(Saved data entries)

(begin)

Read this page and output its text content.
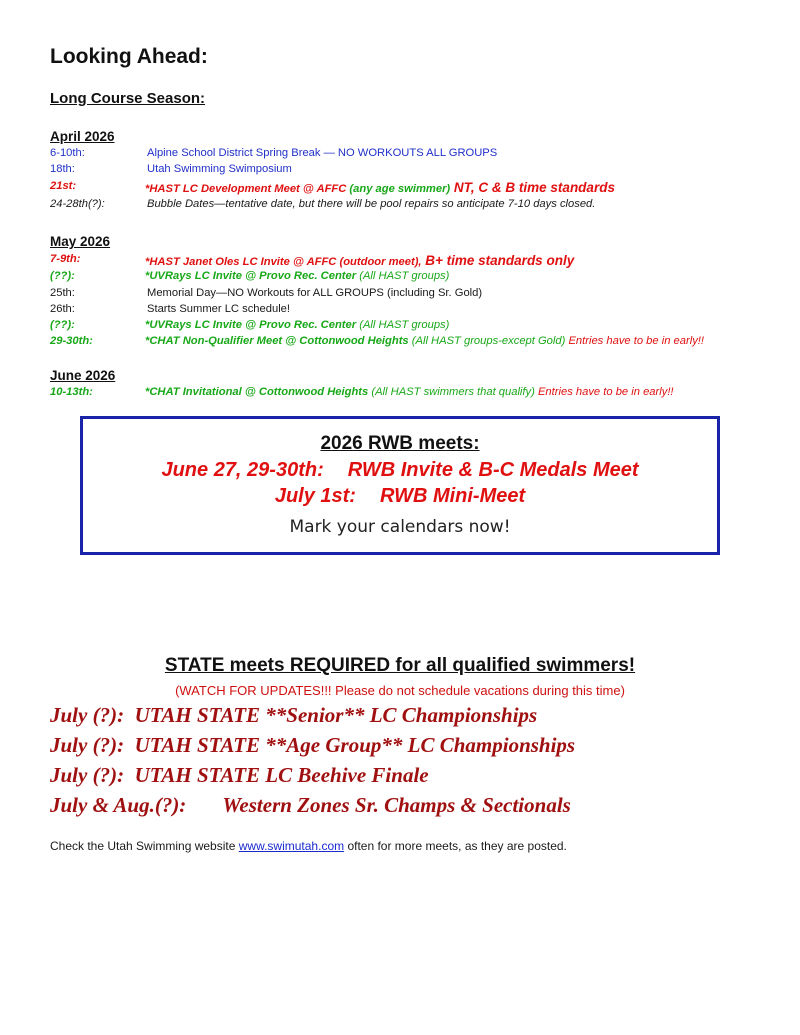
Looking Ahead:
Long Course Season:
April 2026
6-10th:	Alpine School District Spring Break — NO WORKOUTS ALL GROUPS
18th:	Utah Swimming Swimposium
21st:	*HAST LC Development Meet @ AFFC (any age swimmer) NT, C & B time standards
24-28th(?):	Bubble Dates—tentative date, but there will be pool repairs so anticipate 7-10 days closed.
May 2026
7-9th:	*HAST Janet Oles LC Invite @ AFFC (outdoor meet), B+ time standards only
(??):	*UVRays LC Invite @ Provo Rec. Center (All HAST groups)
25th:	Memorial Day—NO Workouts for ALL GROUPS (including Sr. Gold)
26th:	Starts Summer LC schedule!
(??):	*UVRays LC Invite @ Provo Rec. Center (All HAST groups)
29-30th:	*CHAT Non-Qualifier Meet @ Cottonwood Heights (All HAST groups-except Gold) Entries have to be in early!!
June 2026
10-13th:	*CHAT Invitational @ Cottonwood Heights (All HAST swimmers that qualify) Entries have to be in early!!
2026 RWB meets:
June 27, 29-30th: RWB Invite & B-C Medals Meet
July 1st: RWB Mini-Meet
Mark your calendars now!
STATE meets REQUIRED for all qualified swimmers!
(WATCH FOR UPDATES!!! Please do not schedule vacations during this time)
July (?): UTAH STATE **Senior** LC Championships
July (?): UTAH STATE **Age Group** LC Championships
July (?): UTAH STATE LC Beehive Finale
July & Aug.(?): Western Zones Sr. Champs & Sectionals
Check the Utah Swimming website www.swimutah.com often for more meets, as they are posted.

(end)

● Task description
Identify which lines contain the word "have" and copy each one.

● Exercise solution
29-30th:	*CHAT Non-Qualifier Meet @ Cottonwood Heights (All HAST groups-except Gold) Entries have to be in early!!
10-13th:	*CHAT Invitational @ Cottonwood Heights (All HAST swimmers that qualify) Entries have to be in early!!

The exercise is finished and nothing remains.